▼

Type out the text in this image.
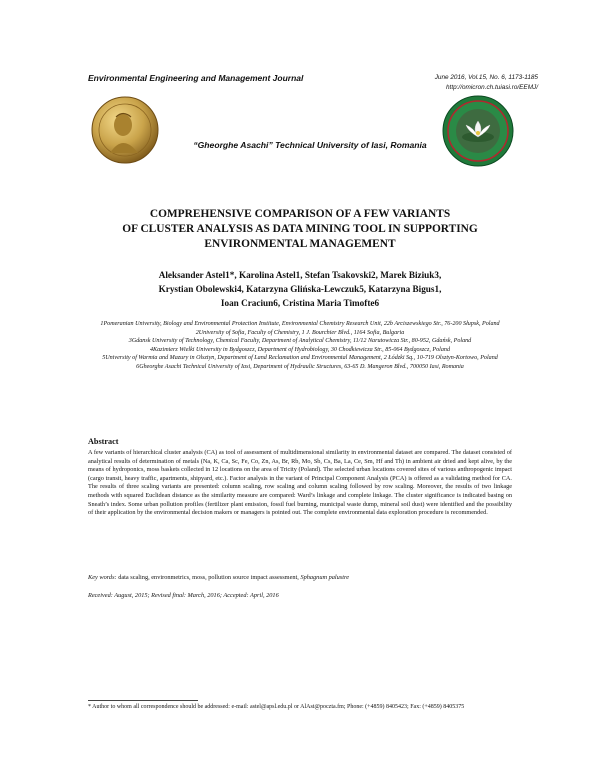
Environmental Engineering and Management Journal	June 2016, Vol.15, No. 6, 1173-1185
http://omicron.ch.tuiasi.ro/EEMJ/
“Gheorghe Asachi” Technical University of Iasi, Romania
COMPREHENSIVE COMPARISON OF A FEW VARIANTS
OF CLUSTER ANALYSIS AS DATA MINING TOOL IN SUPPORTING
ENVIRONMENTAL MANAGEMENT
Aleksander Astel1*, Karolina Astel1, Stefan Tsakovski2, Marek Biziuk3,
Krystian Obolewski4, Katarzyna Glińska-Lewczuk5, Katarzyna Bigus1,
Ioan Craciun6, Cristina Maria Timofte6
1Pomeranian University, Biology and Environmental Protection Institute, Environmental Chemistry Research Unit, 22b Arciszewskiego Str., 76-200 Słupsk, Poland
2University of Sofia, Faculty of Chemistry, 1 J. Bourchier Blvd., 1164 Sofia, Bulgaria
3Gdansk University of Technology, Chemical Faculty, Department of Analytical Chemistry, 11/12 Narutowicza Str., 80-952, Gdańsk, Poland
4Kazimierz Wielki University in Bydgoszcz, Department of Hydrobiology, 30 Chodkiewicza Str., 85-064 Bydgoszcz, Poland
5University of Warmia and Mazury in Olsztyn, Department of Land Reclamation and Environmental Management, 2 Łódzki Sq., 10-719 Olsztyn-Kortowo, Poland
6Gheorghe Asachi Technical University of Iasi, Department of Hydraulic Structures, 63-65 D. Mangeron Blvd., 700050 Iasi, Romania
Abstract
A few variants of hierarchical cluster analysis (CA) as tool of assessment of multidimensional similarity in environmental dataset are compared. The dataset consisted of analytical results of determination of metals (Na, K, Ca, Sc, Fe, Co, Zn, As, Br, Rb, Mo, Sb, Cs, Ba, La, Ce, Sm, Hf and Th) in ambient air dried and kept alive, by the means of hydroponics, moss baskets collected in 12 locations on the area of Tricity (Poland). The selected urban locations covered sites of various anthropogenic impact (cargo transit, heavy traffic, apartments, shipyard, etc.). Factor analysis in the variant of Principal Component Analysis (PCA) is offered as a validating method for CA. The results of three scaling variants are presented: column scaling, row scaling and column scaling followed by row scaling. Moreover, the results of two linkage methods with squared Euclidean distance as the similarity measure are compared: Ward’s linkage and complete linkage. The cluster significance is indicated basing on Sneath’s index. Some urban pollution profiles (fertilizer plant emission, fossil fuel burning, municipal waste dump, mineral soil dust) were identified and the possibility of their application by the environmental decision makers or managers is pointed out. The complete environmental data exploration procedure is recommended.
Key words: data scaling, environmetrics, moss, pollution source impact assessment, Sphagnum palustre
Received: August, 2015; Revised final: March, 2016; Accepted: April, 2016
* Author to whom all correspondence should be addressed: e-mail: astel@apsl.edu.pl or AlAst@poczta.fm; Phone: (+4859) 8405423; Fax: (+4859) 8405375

▲

WHAT IS BEING ASKED
Give the number of lines containing the word "Romania". No other answer is needed.

RESPONSE
2